» MATERIAL FOR THIS EXERCISE

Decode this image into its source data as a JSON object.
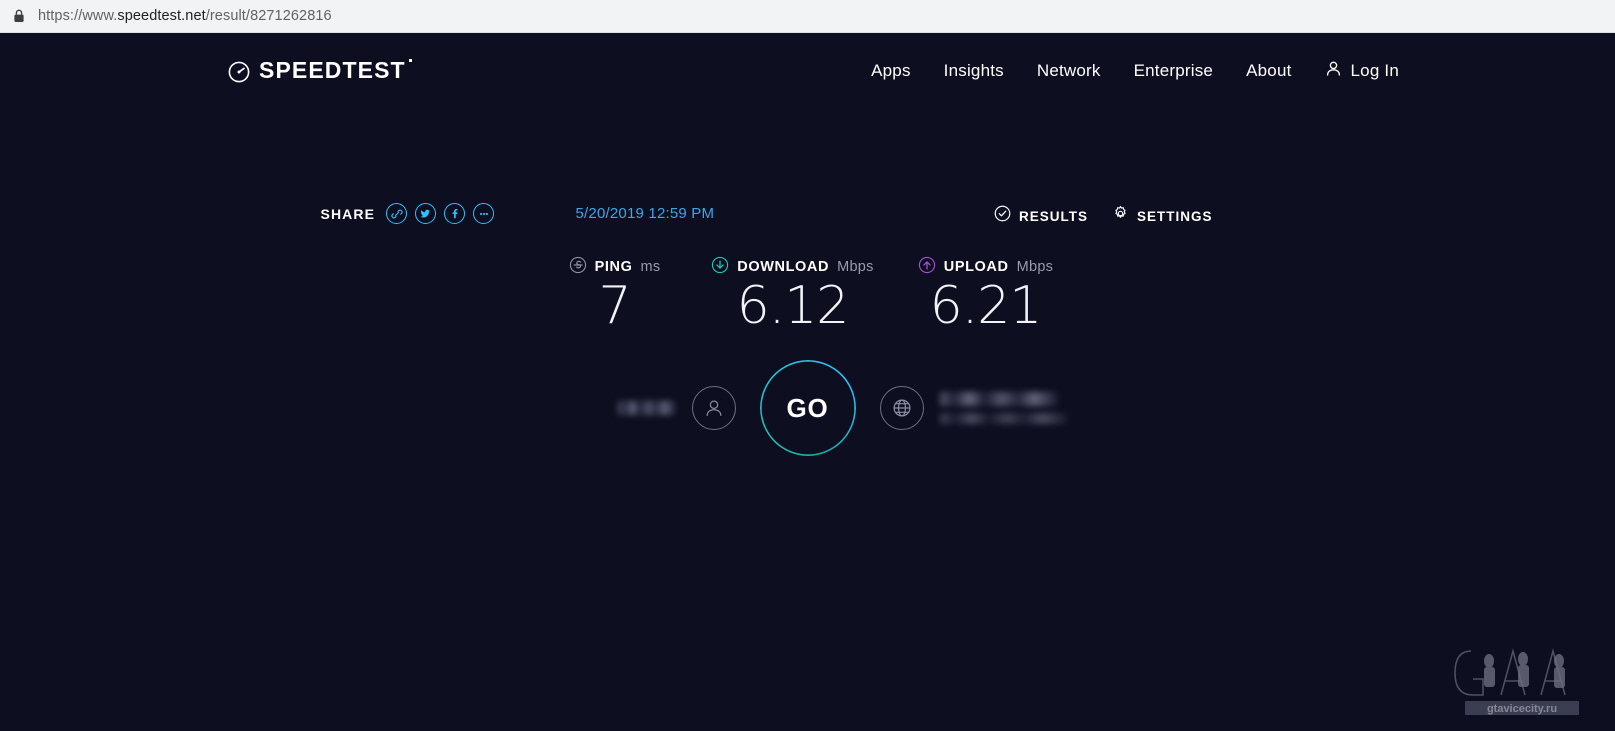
{
  "browser": {
    "lock_icon": "lock-icon",
    "url_scheme": "https://www.",
    "url_host": "speedtest.net",
    "url_path": "/result/8271262816",
    "url_full": "https://www.speedtest.net/result/8271262816"
  },
  "header": {
    "logo_icon": "speedometer-icon",
    "logo_text": "SPEEDTEST",
    "nav": [
      {
        "label": "Apps"
      },
      {
        "label": "Insights"
      },
      {
        "label": "Network"
      },
      {
        "label": "Enterprise"
      },
      {
        "label": "About"
      }
    ],
    "login": {
      "icon": "person-icon",
      "label": "Log In"
    }
  },
  "result": {
    "share": {
      "label": "SHARE",
      "buttons": [
        {
          "icon": "link-icon",
          "name": "copy-link"
        },
        {
          "icon": "twitter-icon",
          "name": "twitter"
        },
        {
          "icon": "facebook-icon",
          "name": "facebook"
        },
        {
          "icon": "ellipsis-icon",
          "name": "more"
        }
      ]
    },
    "timestamp": "5/20/2019 12:59 PM",
    "actions": [
      {
        "icon": "check-circle-icon",
        "label": "RESULTS"
      },
      {
        "icon": "gear-icon",
        "label": "SETTINGS"
      }
    ],
    "metrics": [
      {
        "key": "ping",
        "icon": "ping-icon",
        "name": "PING",
        "unit": "ms",
        "value": "7",
        "color": "#8e90a6"
      },
      {
        "key": "download",
        "icon": "download-arrow-icon",
        "name": "DOWNLOAD",
        "unit": "Mbps",
        "value": "6.12",
        "color": "#1fc7b4"
      },
      {
        "key": "upload",
        "icon": "upload-arrow-icon",
        "name": "UPLOAD",
        "unit": "Mbps",
        "value": "6.21",
        "color": "#a64fd6"
      }
    ],
    "go_button": {
      "label": "GO",
      "ring_color": "#22c1d6"
    },
    "connection": {
      "client": {
        "icon": "person-icon",
        "isp_blurred": true,
        "isp_text": ""
      },
      "server": {
        "icon": "globe-icon",
        "blurred": true,
        "name_text": "",
        "location_text": ""
      }
    }
  },
  "watermark": {
    "name": "gtavicecity-watermark",
    "text": "gtavicecity.ru"
  },
  "colors": {
    "page_background": "#0d0e20",
    "browser_bar": "#f1f3f4",
    "accent_cyan": "#2ec1ff",
    "accent_teal": "#1fc7b4",
    "accent_purple": "#a64fd6",
    "date_blue": "#3ba7e8"
  }
}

» GIVEN INSTRUCTION
Give nothing but the count of lines in the listing above that hold the string "arrow".

» OUTPUT OF THE TASK
2